*WHAT IS ASKED*: Find each line containing the string "this" and return it.

*RAW DATA*:
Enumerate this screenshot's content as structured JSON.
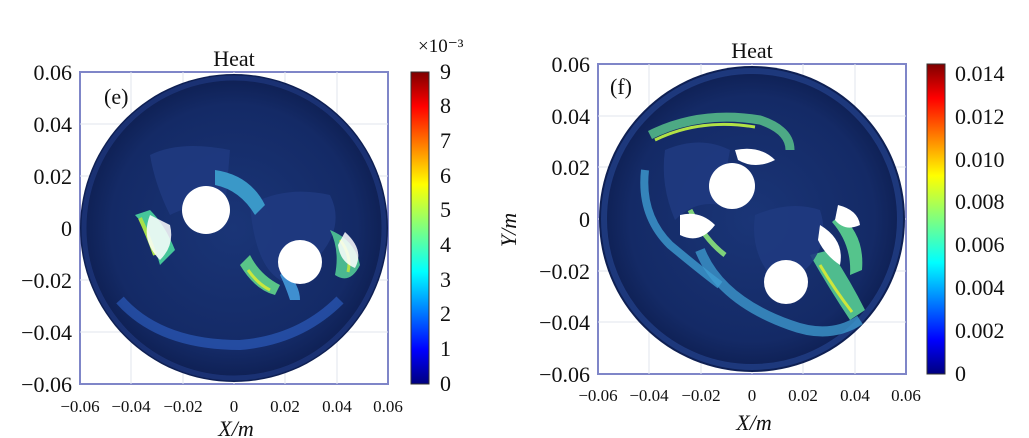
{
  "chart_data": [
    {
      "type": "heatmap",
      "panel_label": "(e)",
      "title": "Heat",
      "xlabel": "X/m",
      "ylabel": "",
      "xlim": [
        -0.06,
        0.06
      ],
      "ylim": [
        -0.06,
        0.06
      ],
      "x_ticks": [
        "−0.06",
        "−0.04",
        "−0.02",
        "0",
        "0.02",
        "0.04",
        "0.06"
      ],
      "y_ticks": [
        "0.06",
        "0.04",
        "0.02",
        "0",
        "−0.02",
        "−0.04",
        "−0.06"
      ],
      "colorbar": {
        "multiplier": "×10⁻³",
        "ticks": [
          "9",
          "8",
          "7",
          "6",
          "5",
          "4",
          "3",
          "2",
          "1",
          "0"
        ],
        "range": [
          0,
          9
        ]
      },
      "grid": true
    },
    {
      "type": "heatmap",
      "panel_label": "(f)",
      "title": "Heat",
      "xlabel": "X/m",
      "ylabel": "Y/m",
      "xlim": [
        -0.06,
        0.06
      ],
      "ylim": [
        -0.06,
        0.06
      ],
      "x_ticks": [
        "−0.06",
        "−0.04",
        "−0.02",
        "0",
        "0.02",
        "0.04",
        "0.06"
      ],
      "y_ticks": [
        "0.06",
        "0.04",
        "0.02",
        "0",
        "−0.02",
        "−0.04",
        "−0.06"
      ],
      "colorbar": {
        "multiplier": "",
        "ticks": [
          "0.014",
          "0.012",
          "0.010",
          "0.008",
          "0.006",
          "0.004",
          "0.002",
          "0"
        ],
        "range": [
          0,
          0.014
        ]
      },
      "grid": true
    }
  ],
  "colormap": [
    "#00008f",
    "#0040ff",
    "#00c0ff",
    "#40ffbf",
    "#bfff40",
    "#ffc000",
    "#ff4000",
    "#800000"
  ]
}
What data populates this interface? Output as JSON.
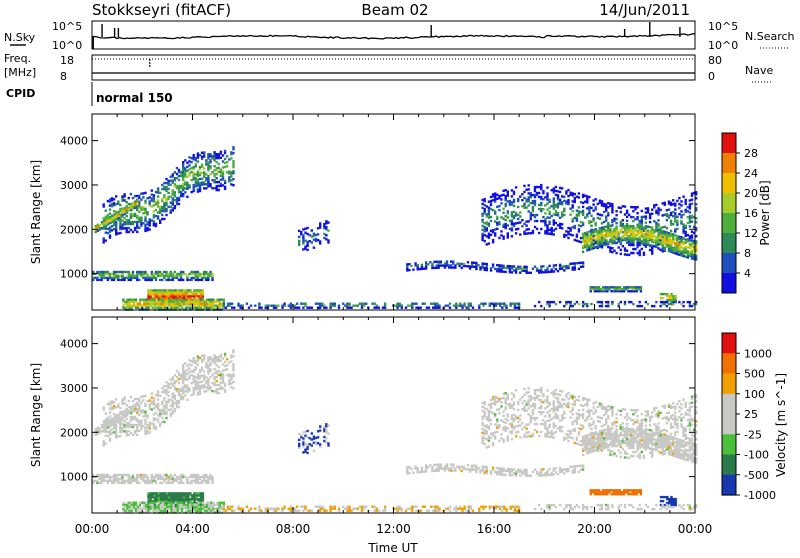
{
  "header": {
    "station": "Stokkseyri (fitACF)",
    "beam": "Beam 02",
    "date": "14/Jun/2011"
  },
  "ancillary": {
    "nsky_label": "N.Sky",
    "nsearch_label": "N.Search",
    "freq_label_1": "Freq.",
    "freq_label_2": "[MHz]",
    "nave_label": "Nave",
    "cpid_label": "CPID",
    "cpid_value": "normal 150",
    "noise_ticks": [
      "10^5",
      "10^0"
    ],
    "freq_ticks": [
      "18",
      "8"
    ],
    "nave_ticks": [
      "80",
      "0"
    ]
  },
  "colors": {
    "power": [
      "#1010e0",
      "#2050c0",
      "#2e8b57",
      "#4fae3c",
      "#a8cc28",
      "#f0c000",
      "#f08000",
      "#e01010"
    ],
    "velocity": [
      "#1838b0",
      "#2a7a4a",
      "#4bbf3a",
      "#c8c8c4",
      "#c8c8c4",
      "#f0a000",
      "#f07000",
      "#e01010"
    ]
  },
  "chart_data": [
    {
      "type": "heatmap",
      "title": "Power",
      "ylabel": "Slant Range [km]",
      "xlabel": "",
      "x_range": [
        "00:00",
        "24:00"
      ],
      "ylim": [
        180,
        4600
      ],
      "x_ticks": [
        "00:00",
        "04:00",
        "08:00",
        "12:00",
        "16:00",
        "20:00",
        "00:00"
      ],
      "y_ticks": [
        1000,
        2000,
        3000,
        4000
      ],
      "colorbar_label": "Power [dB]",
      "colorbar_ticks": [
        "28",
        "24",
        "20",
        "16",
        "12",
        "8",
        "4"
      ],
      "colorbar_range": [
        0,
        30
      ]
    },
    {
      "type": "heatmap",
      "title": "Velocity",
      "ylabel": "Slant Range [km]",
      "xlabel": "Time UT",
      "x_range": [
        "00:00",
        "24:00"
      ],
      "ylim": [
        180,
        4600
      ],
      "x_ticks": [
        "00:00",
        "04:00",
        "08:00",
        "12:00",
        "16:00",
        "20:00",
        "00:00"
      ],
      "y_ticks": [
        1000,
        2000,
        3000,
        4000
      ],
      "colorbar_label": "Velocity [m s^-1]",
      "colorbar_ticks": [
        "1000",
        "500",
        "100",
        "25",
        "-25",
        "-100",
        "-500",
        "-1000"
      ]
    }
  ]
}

*FINAL RESULT*:
Enumerate this screenshot's content as structured JSON.
What data populates this interface? Output as JSON.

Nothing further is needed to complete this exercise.